REQUIREMENTS:
Scan the data below for the string "panel". Copy every line where it appears.

SOURCE RECORDS:

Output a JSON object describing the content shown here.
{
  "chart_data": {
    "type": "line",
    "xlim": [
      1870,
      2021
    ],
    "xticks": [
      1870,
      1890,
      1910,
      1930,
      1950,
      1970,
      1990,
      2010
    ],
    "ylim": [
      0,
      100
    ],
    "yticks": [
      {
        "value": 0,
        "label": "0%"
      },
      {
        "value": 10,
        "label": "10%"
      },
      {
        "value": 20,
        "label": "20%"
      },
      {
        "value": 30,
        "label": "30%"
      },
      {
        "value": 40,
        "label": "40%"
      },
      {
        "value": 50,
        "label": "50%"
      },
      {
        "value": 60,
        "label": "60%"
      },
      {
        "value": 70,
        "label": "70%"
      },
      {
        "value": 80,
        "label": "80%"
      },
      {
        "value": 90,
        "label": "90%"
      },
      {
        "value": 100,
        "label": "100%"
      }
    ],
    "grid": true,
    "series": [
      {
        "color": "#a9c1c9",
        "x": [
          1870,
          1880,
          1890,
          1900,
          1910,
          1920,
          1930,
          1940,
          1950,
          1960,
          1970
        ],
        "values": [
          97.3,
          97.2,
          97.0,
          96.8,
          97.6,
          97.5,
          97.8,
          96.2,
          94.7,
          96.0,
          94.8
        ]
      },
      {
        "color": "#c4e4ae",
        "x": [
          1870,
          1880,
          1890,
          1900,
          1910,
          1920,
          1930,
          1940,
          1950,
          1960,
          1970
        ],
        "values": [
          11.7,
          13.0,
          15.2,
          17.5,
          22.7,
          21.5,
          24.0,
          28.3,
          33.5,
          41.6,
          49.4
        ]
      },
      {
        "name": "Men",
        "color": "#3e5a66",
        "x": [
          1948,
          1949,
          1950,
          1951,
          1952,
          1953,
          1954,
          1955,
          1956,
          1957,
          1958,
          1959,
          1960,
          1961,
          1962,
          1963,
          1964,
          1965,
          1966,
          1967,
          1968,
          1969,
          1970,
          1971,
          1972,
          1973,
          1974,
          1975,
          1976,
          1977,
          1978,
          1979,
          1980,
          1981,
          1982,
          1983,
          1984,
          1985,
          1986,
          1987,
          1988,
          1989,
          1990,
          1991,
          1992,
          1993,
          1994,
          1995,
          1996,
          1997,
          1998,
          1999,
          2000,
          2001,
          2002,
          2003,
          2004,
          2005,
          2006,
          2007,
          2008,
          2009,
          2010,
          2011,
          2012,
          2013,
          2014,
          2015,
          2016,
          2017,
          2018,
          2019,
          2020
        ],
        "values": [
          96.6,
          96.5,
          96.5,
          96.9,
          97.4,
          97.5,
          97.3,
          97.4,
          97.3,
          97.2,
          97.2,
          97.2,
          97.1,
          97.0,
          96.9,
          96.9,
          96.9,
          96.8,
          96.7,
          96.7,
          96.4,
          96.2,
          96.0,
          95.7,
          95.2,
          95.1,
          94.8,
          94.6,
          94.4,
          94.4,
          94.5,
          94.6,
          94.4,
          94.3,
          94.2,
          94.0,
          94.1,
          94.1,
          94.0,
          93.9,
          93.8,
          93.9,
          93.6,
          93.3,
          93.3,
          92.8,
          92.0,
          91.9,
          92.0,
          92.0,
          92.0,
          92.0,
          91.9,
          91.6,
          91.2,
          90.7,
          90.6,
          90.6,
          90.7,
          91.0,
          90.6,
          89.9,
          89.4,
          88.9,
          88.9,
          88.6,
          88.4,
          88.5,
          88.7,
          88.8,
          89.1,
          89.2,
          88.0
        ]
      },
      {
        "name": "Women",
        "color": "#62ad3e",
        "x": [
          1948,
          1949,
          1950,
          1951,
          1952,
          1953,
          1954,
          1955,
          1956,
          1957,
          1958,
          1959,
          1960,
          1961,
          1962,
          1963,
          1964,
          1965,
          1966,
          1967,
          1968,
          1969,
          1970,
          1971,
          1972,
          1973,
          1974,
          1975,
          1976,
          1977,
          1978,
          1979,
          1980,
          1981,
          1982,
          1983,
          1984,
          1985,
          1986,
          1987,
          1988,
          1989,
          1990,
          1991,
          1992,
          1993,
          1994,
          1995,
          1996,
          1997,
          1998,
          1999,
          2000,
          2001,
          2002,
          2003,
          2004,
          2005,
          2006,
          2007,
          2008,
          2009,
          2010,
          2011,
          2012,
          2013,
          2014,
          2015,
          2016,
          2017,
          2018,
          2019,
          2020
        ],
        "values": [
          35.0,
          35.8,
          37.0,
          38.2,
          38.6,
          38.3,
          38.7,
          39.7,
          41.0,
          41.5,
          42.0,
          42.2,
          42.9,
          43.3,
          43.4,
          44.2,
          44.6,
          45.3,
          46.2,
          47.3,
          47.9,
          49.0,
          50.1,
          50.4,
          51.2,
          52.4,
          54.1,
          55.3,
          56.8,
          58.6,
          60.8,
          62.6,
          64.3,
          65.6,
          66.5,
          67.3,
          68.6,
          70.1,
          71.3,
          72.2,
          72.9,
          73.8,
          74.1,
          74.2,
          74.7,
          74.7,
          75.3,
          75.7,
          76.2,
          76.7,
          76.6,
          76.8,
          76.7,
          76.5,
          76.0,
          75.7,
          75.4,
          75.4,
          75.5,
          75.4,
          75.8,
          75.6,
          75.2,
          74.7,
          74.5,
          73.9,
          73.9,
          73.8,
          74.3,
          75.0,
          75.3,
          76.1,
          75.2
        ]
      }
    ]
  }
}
--
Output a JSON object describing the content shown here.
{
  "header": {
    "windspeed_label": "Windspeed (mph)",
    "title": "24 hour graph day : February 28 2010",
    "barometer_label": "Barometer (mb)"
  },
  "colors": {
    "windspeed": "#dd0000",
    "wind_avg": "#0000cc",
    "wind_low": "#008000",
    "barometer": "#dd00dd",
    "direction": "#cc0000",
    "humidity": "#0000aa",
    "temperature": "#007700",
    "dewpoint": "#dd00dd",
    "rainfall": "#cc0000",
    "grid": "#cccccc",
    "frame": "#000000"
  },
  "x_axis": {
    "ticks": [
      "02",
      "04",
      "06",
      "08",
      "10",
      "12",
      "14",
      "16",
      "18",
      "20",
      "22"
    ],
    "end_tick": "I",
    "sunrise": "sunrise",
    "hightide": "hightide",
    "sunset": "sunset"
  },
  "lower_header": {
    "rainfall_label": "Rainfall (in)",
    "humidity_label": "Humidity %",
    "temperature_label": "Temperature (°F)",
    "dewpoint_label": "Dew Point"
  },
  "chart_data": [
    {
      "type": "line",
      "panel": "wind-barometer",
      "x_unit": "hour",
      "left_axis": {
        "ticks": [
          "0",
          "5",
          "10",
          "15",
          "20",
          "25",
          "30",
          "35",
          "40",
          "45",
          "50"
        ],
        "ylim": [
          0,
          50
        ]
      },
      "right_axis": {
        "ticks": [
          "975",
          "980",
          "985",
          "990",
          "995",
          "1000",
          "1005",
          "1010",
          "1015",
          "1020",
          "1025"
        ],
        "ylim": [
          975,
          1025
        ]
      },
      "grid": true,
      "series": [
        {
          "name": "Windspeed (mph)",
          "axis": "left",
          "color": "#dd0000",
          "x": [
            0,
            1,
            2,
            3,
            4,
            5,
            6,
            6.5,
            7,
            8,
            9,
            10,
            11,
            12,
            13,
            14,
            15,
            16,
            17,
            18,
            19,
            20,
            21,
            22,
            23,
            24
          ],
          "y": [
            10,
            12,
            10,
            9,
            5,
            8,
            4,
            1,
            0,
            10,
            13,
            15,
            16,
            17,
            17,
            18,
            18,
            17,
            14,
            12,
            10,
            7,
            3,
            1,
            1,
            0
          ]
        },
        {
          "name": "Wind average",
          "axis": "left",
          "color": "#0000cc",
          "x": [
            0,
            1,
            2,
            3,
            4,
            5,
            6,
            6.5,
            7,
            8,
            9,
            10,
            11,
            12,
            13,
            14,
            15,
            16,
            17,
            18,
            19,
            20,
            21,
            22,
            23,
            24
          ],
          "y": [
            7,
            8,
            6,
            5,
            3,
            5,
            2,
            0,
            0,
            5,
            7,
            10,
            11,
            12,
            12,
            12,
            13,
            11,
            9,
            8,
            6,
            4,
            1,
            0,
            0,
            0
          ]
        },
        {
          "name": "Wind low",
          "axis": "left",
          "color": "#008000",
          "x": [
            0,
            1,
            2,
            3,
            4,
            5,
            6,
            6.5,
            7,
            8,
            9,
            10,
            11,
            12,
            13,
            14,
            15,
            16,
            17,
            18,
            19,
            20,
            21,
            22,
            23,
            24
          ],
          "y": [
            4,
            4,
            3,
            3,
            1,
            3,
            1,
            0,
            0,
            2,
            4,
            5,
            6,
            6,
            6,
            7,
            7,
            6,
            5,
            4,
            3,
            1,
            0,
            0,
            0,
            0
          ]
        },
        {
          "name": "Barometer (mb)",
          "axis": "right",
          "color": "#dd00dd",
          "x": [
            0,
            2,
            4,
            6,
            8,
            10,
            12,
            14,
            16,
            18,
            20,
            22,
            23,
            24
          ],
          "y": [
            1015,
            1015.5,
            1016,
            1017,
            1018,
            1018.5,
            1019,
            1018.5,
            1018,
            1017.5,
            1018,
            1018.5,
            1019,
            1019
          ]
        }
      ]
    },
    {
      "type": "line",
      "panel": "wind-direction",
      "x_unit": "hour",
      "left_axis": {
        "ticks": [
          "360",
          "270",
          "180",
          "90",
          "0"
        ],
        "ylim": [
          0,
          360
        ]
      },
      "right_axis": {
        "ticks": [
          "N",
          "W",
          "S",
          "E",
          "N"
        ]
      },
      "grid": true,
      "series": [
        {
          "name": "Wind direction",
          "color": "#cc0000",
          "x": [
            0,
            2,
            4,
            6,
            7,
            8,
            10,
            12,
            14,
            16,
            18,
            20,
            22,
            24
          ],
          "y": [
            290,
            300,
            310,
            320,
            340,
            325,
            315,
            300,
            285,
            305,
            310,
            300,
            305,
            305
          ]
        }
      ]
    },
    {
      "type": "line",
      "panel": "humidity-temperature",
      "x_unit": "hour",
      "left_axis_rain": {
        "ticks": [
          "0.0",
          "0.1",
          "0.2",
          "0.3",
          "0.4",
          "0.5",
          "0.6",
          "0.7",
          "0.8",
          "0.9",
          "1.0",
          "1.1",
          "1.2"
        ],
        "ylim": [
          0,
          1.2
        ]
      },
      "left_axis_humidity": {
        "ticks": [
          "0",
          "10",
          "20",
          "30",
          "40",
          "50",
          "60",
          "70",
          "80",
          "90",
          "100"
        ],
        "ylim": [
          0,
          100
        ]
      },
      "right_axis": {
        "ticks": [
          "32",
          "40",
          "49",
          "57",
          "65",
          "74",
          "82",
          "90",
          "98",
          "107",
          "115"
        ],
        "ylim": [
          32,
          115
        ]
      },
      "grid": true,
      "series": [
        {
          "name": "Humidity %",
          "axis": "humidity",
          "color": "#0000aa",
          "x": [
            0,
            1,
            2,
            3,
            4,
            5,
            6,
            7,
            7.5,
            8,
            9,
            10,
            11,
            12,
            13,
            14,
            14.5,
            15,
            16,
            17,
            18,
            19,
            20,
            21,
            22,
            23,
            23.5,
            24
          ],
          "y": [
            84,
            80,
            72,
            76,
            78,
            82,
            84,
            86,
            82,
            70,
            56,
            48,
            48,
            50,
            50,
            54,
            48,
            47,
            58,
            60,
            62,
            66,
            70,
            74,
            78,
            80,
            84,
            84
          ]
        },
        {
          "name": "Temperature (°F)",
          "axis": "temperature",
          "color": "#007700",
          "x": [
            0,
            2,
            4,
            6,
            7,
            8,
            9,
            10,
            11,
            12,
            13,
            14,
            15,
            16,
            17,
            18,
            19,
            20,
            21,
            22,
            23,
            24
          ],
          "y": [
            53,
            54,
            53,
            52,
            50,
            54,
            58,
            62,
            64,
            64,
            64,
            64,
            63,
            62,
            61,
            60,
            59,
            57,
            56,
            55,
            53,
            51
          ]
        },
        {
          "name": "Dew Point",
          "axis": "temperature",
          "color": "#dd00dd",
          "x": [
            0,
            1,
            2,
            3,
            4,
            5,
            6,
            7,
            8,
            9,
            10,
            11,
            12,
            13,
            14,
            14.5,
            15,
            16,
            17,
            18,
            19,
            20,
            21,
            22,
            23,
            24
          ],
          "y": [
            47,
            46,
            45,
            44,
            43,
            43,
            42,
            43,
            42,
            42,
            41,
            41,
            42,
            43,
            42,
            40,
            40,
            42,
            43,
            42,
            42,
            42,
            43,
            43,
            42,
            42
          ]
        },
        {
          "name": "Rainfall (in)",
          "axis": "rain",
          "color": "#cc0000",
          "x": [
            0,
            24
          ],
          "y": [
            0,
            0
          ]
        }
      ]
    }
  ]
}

FULL RESPONSE:
      "panel": "wind-barometer",
      "panel": "wind-direction",
      "panel": "humidity-temperature",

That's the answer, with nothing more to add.